[Start EXERCISE DATA]

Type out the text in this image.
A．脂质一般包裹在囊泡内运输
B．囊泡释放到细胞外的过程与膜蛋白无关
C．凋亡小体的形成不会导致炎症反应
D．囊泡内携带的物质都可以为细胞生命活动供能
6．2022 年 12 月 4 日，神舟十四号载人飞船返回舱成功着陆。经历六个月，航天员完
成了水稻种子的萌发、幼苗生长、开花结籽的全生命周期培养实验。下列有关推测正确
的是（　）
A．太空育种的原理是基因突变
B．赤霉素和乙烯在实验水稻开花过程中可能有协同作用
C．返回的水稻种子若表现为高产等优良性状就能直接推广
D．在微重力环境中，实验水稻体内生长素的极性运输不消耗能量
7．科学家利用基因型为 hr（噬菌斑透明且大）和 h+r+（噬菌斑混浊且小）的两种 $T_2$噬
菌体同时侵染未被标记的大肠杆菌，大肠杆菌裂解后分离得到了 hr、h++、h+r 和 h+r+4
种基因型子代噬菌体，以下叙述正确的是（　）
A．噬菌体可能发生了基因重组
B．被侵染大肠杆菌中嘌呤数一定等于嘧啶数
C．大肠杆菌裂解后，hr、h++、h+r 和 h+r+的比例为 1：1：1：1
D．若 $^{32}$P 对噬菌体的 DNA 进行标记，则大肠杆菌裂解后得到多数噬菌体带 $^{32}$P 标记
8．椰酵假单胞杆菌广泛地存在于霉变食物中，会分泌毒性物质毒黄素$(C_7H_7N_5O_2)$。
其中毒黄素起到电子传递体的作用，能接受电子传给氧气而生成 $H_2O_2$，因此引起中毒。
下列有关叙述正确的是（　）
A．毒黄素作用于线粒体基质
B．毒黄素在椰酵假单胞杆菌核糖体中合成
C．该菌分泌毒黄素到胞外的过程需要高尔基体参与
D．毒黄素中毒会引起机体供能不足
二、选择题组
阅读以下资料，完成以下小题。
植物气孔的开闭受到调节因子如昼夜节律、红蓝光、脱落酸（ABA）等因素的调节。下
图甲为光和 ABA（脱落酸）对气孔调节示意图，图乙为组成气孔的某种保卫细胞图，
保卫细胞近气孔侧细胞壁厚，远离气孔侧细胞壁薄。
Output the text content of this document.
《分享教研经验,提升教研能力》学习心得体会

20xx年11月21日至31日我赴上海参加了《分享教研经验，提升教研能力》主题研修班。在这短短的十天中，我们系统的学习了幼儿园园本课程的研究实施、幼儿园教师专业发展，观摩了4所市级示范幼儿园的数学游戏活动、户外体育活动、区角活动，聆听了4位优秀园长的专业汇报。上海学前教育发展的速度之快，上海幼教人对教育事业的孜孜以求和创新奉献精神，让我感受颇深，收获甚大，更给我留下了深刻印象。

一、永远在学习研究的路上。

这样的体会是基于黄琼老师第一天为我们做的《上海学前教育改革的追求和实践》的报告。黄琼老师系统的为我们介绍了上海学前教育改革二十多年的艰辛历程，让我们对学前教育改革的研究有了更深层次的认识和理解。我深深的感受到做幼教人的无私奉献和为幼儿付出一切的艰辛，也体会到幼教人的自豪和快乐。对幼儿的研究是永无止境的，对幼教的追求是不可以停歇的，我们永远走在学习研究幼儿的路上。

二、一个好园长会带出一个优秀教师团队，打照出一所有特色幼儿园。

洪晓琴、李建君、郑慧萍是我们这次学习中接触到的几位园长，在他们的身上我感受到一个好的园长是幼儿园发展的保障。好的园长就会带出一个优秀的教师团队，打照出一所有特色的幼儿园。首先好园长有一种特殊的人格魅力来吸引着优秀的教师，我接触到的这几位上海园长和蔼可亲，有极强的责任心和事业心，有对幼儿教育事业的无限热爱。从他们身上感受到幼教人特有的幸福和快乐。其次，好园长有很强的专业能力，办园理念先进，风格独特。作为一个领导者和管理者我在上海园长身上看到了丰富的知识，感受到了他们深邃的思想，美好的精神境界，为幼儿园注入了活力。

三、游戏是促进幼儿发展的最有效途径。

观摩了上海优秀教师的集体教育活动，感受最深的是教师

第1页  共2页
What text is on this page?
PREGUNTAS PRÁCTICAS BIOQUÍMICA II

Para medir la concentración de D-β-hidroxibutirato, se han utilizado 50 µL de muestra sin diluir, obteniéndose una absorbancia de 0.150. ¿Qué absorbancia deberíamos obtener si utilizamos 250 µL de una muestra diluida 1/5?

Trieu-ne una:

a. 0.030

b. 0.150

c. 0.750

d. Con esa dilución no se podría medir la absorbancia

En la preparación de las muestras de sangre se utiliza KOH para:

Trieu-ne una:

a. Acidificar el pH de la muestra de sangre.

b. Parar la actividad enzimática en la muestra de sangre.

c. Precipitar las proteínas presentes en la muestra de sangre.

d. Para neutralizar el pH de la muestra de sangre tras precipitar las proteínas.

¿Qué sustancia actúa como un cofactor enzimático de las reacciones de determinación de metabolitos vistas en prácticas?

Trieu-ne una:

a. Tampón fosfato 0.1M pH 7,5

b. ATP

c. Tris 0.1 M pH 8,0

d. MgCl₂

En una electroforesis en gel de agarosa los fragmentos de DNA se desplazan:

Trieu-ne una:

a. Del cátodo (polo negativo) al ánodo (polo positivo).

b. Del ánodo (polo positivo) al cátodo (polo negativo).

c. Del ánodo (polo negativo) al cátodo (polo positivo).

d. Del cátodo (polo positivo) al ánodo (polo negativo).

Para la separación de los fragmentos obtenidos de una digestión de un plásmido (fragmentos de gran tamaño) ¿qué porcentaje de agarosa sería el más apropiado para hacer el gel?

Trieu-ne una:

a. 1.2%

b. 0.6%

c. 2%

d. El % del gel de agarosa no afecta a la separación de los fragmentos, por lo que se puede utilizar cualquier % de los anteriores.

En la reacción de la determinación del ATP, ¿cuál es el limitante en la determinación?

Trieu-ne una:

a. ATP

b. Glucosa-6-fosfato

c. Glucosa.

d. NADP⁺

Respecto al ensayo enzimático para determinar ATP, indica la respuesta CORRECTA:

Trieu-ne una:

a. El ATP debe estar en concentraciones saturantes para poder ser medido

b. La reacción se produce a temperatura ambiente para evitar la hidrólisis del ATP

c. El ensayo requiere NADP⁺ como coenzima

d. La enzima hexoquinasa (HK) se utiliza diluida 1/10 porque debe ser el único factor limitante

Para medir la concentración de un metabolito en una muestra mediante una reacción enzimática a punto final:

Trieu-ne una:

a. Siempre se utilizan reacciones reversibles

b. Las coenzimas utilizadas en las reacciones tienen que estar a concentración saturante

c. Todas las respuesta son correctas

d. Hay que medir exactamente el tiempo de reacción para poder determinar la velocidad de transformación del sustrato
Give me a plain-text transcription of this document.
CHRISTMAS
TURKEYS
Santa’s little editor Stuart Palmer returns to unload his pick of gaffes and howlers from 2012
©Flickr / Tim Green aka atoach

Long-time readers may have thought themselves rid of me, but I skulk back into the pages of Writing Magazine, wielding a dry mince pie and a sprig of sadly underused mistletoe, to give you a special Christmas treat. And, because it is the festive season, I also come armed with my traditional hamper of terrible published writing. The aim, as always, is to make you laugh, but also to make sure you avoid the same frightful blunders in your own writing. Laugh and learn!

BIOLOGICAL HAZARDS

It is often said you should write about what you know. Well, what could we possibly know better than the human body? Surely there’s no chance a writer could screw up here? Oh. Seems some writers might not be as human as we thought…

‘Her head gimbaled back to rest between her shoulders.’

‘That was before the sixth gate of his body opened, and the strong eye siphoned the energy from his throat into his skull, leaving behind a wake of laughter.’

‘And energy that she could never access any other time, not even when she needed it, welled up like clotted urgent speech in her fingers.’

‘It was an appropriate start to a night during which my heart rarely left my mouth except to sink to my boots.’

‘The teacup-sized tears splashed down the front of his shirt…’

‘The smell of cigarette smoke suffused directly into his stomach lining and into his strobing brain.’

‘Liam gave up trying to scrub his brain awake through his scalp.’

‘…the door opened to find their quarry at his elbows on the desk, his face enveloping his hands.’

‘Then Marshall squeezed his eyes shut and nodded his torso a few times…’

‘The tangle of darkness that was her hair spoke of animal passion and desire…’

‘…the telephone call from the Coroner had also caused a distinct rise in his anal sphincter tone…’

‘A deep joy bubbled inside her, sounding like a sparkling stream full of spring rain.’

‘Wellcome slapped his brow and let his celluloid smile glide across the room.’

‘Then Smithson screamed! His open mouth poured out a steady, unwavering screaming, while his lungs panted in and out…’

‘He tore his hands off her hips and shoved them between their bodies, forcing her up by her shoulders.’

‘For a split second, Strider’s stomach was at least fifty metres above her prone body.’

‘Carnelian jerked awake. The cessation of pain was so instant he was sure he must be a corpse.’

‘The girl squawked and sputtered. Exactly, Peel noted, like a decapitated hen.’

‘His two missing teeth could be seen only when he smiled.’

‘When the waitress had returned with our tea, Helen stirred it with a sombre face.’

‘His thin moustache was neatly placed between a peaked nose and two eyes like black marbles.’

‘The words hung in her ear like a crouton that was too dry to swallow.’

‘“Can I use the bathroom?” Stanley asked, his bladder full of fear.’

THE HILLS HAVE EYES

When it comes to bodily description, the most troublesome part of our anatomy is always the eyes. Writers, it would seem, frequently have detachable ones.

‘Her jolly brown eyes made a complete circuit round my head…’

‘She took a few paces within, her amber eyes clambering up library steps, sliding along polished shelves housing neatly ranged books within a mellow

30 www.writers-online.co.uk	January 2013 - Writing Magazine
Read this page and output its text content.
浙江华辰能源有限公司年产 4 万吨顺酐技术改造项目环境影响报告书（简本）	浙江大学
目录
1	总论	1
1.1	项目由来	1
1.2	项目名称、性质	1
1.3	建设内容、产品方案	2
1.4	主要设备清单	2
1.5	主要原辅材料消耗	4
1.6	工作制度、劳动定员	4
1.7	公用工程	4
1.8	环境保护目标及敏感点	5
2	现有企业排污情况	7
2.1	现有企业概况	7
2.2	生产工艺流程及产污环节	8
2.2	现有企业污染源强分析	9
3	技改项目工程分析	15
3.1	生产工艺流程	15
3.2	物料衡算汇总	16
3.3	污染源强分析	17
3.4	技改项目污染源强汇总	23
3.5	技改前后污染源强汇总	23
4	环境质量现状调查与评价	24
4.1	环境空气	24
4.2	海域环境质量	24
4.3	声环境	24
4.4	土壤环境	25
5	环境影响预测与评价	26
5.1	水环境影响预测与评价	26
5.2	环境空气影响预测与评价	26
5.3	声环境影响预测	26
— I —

[End EXERCISE DATA]

**WRITTEN PROBLEM:** Go through the records and copy each line with "separación" in it.

**EXERCISE SOLUTION:**
Para la separación de los fragmentos obtenidos de una digestión de un plásmido (fragmentos de gran tamaño) ¿qué porcentaje de agarosa sería el más apropiado para hacer el gel?
d. El % del gel de agarosa no afecta a la separación de los fragmentos, por lo que se puede utilizar cualquier % de los anteriores.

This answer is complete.